According to the training-effects analysis text, what would indicate a training effect for variables measured both before and after training?

## Extract provided
========================================
Analytic Approach to Test for Training Effects.

Next, we conducted a series of analyses to test for training effects for each of the three training types. There was attrition (on average 24%) from session 1 to session 2: for approach avoid training, 13 experimental and 6 controls dropped out; general identity training: 15 experimental and 9 controls dropped out; and personalized identity training, 14 experimental and 16 controls dropped out. We elected to analyze the data only from those who completed both sessions. We made this choice because we wanted to maximize the likelihood of detecting training effects, and our primary question concerned whether completing training would be effective, which required participants receive an adequate dose of training. We tested whether there were differences in baseline drinking (alcohol consumption, RAPI scores, or AUDIT scores) or baseline implicit alcohol associations (measured using the AAT and IAT) and found no evidence of differences between completers and non-completers, all ps > .16.

For variables that were assessed at pre- and post-training (e.g., implicit alcohol associations, cravings), we conducted a series of 2 x 2 mixed measures ANOVAs (with experimental vs. control condition as the between-subjects factor; and pre-training vs. post-training time as the within-subjects factor). A training effect would be indicated by a significant condition x time interaction. For variables only assessed at post-training (e.g., preferences for AAT stimuli), a one-way ANOVA was used to test for differences as a function of condition.

Given the baseline group difference in AUDIT scores, we analyzed the data for the approach avoid group two ways: including AUDIT scores as a covariate or as a moderator of condition (experimental vs. control). We compared the results from both strategies, and the pattern was identical. We report analyses using the covariate approach for simplicity.
========================================
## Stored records
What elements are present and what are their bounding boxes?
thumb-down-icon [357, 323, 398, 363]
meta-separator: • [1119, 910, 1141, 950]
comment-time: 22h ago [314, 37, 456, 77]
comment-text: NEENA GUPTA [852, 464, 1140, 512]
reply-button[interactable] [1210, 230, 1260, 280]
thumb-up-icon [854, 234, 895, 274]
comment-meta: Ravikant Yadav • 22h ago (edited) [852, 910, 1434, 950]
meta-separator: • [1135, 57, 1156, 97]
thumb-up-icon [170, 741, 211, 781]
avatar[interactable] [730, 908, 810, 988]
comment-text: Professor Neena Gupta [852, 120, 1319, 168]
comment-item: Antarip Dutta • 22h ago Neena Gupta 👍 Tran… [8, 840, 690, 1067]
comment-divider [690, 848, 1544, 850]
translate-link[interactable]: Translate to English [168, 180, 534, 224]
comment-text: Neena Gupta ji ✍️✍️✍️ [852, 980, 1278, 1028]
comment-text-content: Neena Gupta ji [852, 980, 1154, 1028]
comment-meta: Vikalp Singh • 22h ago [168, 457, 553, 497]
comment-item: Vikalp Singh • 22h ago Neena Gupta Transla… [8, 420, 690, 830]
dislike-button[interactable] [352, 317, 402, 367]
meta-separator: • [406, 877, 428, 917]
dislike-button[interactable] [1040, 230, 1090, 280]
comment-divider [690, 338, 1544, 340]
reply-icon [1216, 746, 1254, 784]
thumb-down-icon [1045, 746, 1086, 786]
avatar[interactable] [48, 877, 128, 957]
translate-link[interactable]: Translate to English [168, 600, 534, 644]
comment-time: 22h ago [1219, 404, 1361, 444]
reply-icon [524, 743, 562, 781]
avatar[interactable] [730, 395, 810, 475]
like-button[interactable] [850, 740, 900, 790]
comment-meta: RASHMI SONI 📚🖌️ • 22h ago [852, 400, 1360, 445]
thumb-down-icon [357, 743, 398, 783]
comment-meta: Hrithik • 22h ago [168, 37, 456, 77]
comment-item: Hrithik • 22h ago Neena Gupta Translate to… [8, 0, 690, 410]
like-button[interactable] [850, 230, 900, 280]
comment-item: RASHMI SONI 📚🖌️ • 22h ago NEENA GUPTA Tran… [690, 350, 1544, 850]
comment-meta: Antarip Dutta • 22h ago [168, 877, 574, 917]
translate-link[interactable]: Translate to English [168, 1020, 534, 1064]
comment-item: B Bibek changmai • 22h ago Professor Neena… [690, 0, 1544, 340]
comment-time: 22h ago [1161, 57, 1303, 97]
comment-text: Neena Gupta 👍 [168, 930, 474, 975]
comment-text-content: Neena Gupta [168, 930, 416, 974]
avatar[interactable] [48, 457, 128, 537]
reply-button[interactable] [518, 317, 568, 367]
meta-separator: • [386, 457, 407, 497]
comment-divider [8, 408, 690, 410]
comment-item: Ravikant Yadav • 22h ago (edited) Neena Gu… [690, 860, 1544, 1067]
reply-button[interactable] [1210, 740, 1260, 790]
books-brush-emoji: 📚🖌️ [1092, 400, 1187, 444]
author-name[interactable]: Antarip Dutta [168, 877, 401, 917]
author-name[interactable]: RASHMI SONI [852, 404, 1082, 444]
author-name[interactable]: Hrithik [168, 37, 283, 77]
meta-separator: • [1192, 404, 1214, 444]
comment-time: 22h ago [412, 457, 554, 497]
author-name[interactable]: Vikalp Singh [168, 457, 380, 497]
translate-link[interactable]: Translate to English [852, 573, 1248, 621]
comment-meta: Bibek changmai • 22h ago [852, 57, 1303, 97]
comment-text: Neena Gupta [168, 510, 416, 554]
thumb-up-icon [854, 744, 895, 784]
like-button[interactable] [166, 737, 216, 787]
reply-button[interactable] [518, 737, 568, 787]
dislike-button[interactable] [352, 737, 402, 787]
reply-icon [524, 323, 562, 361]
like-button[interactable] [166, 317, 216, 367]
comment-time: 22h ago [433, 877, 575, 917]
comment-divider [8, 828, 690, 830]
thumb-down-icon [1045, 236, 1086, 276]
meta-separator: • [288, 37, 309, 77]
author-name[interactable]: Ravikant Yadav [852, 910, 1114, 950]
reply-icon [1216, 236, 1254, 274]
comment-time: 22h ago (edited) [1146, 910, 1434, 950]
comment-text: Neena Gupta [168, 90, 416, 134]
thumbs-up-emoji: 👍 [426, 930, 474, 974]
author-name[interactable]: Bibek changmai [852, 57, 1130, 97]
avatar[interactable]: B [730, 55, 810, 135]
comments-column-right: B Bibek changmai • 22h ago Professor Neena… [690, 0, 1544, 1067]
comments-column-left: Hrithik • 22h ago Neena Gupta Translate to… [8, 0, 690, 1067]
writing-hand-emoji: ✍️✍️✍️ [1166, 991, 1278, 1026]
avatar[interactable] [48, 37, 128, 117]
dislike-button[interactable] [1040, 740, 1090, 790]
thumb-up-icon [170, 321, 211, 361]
========================================
## Response box
A significant condition x time interaction.